— start ENTRIES PROVIDED —

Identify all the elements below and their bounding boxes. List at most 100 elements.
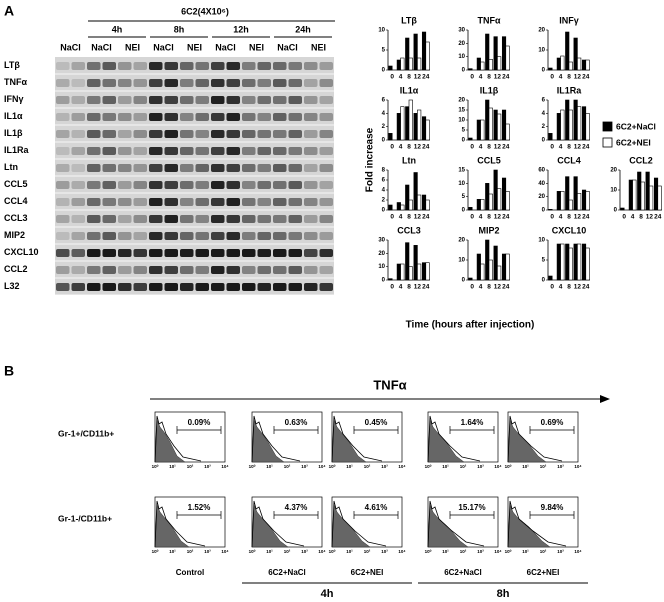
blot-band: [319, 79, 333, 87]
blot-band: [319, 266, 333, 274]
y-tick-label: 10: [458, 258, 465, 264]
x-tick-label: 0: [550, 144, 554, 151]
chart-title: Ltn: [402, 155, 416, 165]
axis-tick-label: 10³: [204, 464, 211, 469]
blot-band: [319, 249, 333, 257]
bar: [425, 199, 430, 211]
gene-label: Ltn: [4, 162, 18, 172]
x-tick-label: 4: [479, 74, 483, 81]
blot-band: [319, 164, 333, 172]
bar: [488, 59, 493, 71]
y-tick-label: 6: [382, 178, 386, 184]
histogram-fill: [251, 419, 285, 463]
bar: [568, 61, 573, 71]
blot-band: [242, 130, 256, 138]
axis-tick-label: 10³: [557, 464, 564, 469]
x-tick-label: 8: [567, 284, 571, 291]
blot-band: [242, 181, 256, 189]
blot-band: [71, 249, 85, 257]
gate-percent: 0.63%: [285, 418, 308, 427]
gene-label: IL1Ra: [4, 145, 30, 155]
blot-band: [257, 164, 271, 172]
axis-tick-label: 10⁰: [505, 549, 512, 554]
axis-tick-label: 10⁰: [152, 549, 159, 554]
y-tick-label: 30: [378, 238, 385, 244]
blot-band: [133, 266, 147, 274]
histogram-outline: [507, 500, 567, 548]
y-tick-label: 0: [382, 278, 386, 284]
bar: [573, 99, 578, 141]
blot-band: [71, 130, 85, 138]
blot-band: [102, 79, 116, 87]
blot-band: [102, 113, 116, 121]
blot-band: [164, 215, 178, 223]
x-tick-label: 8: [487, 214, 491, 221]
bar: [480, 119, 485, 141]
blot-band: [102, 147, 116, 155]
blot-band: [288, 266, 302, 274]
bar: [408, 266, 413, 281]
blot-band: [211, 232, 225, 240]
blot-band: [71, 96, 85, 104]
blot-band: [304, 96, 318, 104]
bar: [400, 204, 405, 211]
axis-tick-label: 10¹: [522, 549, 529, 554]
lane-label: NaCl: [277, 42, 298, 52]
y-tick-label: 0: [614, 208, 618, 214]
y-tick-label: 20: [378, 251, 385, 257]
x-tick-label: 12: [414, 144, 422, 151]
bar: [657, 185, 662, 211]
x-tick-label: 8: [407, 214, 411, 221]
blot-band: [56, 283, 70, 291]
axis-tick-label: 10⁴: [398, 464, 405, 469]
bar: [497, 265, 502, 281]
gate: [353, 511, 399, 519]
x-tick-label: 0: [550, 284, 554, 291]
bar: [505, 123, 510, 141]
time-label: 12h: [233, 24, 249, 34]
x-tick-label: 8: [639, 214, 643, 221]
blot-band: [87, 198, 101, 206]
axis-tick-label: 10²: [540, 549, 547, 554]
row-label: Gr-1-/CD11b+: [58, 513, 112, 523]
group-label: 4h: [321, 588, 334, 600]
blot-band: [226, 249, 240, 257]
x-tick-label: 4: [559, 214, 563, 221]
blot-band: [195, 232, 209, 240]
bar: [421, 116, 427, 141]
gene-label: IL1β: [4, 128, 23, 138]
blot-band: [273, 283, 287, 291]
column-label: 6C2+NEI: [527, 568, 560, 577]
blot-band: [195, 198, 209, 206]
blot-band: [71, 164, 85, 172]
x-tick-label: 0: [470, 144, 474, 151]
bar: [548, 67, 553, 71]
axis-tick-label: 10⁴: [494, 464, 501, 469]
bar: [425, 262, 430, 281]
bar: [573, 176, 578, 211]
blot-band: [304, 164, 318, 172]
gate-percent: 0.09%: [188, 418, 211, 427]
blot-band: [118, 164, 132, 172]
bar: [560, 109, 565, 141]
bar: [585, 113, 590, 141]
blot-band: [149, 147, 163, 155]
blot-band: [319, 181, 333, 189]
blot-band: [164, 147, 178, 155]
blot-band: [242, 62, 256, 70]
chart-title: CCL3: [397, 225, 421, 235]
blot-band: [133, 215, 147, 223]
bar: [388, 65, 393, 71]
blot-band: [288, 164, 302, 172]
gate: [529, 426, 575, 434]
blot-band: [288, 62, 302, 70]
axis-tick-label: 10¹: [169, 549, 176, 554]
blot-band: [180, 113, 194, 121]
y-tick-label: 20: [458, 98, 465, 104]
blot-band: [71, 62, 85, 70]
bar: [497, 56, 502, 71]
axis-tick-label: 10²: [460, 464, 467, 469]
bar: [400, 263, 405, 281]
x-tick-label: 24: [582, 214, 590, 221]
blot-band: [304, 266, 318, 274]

— end ENTRIES PROVIDED —
— start ENTRIES PROVIDED —

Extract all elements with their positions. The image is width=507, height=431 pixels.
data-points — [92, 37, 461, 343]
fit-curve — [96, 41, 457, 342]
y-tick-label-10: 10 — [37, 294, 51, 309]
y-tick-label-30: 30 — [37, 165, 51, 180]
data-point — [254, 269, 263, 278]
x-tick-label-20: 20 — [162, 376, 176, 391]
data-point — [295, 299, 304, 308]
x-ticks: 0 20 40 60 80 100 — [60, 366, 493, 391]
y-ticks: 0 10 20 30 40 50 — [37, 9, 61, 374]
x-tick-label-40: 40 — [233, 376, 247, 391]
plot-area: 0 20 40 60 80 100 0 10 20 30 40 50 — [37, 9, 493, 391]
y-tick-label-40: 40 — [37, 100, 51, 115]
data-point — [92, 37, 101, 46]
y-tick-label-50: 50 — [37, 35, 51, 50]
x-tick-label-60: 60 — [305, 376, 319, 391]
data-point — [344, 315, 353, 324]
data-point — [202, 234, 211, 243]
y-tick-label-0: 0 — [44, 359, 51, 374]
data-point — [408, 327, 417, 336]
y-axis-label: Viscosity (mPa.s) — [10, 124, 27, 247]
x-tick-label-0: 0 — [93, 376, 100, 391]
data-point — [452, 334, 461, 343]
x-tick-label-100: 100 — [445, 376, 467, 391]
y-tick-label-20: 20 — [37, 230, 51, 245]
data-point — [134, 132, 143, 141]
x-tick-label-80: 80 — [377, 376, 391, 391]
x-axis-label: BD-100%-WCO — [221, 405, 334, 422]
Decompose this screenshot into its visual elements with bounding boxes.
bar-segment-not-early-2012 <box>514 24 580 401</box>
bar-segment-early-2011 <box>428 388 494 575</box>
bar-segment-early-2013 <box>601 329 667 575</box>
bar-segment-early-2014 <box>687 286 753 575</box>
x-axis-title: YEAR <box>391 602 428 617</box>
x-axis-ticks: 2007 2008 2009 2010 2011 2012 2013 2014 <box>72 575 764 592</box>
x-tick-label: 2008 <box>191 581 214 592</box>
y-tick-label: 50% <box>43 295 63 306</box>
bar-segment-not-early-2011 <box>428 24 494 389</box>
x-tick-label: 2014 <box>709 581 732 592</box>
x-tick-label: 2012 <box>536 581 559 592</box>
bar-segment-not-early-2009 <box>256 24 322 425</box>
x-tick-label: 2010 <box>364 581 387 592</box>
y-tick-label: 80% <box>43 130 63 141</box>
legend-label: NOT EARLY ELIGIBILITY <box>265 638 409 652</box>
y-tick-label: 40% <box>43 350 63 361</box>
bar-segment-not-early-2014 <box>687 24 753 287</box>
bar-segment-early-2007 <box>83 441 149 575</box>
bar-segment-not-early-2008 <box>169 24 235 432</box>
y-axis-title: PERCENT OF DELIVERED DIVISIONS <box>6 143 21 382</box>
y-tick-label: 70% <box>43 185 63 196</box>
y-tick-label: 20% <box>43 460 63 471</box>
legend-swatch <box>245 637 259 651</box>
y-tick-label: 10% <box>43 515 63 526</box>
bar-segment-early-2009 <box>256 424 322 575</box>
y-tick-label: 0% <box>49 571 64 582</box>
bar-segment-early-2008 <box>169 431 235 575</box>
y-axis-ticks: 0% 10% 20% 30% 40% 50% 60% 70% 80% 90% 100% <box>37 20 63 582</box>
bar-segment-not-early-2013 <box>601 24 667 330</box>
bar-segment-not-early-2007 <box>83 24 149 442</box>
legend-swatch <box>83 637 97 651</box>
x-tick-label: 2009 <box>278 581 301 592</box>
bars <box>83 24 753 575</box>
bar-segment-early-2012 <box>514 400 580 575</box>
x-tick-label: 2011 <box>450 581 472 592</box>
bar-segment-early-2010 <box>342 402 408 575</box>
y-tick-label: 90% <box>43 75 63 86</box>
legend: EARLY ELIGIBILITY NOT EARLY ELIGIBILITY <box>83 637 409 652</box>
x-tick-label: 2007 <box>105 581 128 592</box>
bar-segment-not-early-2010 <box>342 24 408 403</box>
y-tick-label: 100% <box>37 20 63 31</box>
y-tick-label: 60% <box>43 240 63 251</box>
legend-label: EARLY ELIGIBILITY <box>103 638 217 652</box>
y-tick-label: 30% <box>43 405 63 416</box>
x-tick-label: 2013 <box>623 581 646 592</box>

— end ENTRIES PROVIDED —

**GIVEN PROBLEM:**
Convert the lines of the listing, from the line containing "Extract all elements" to the line containing "x-tick-label-40: 40 — [233, 376, 247, 391]", both lines included, into a JSON list of strings with one string per line and no blank lines.

**RESPONSE TO THE TASK:**
[
  "Extract all elements with their positions. The image is width=507, height=431 pixels.",
  "data-points — [92, 37, 461, 343]",
  "fit-curve — [96, 41, 457, 342]",
  "y-tick-label-10: 10 — [37, 294, 51, 309]",
  "y-tick-label-30: 30 — [37, 165, 51, 180]",
  "data-point — [254, 269, 263, 278]",
  "x-tick-label-20: 20 — [162, 376, 176, 391]",
  "data-point — [295, 299, 304, 308]",
  "x-ticks: 0 20 40 60 80 100 — [60, 366, 493, 391]",
  "y-ticks: 0 10 20 30 40 50 — [37, 9, 61, 374]",
  "x-tick-label-40: 40 — [233, 376, 247, 391]"
]